* begin Provided entries *

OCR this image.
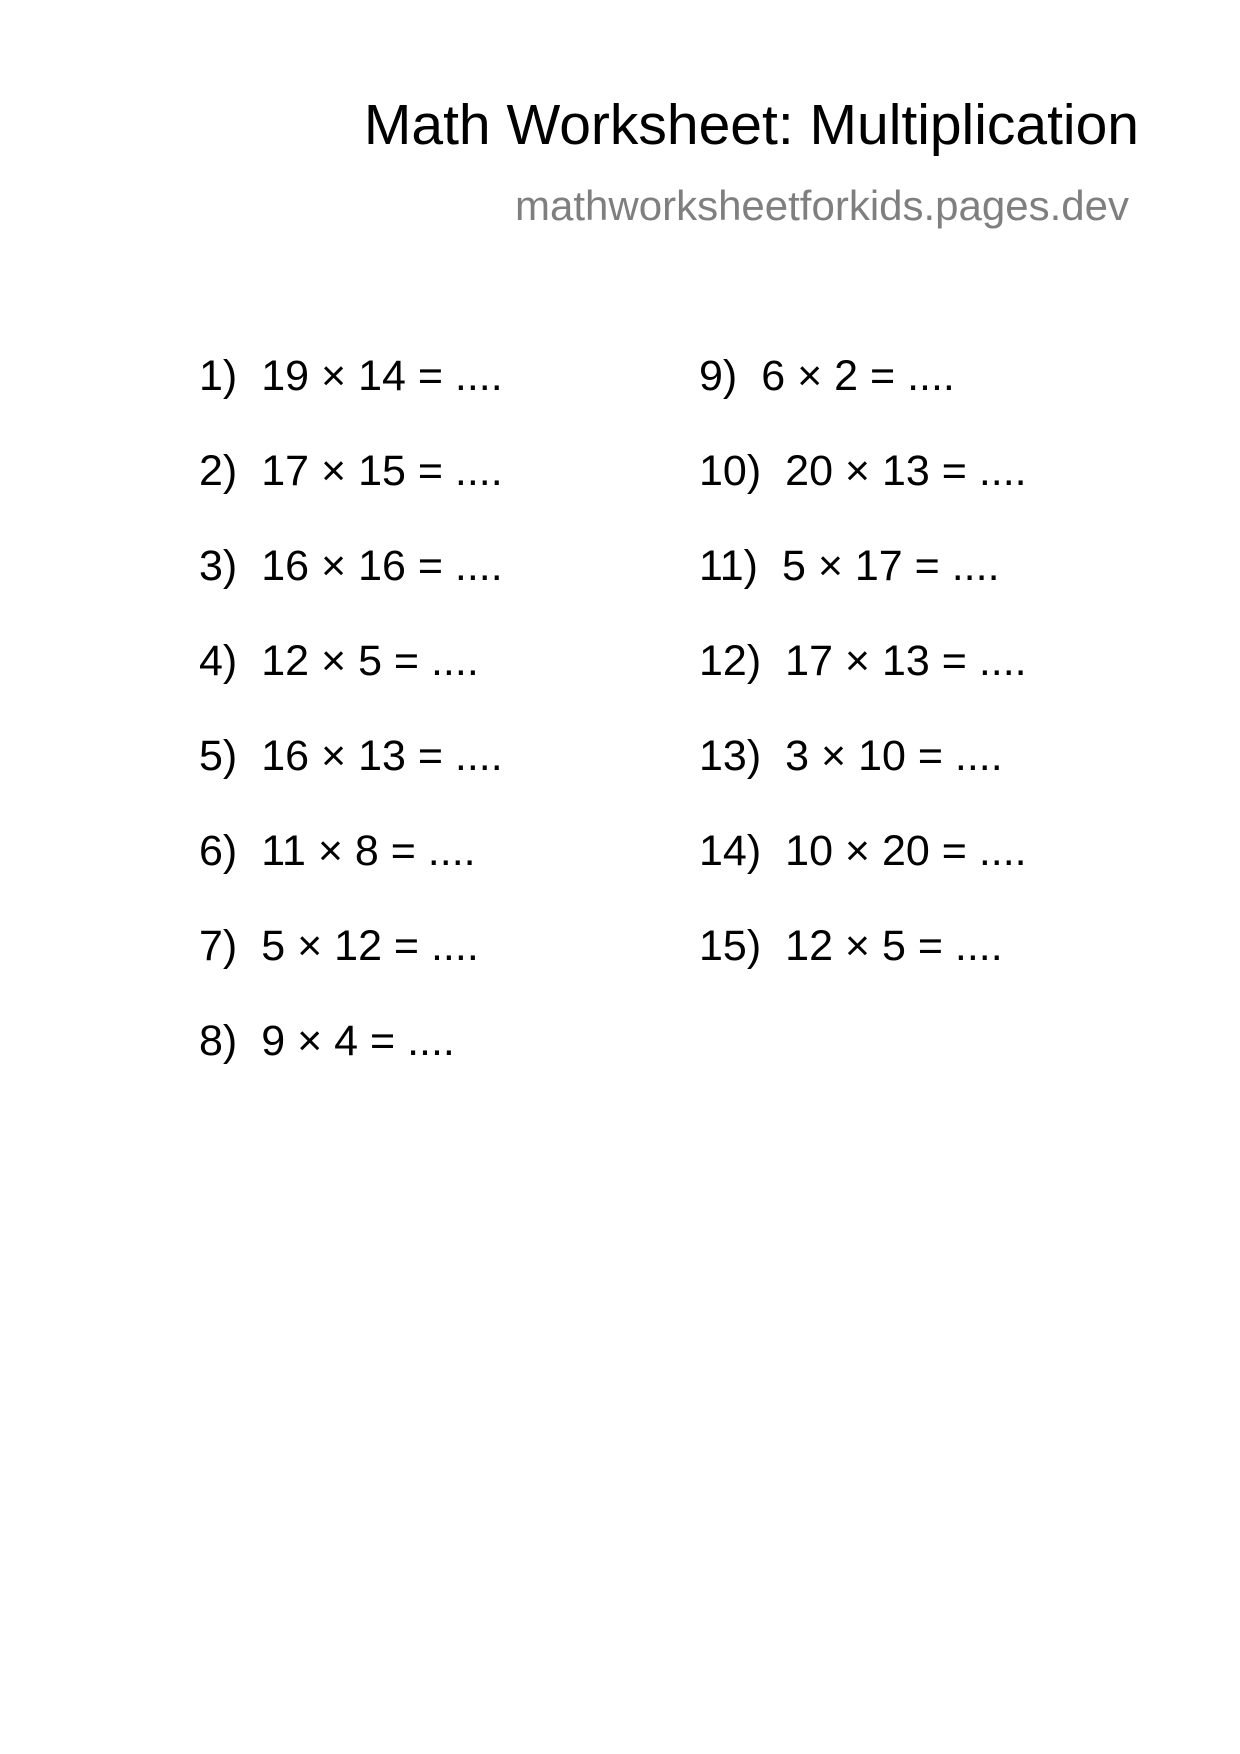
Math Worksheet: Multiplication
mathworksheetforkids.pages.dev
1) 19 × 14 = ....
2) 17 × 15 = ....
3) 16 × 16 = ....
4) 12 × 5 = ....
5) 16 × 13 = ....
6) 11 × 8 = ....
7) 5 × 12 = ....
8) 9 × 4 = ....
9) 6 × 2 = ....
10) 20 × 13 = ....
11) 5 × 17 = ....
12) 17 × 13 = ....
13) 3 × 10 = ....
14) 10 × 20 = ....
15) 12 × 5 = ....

* end Provided entries *

Work required >> Exclude every picture and copy the remaining data exactly.

Result for this task >>
OCR this image.
Math Worksheet: Multiplication
mathworksheetforkids.pages.dev
1) 19 × 14 = ....
2) 17 × 15 = ....
3) 16 × 16 = ....
4) 12 × 5 = ....
5) 16 × 13 = ....
6) 11 × 8 = ....
7) 5 × 12 = ....
8) 9 × 4 = ....
9) 6 × 2 = ....
10) 20 × 13 = ....
11) 5 × 17 = ....
12) 17 × 13 = ....
13) 3 × 10 = ....
14) 10 × 20 = ....
15) 12 × 5 = ....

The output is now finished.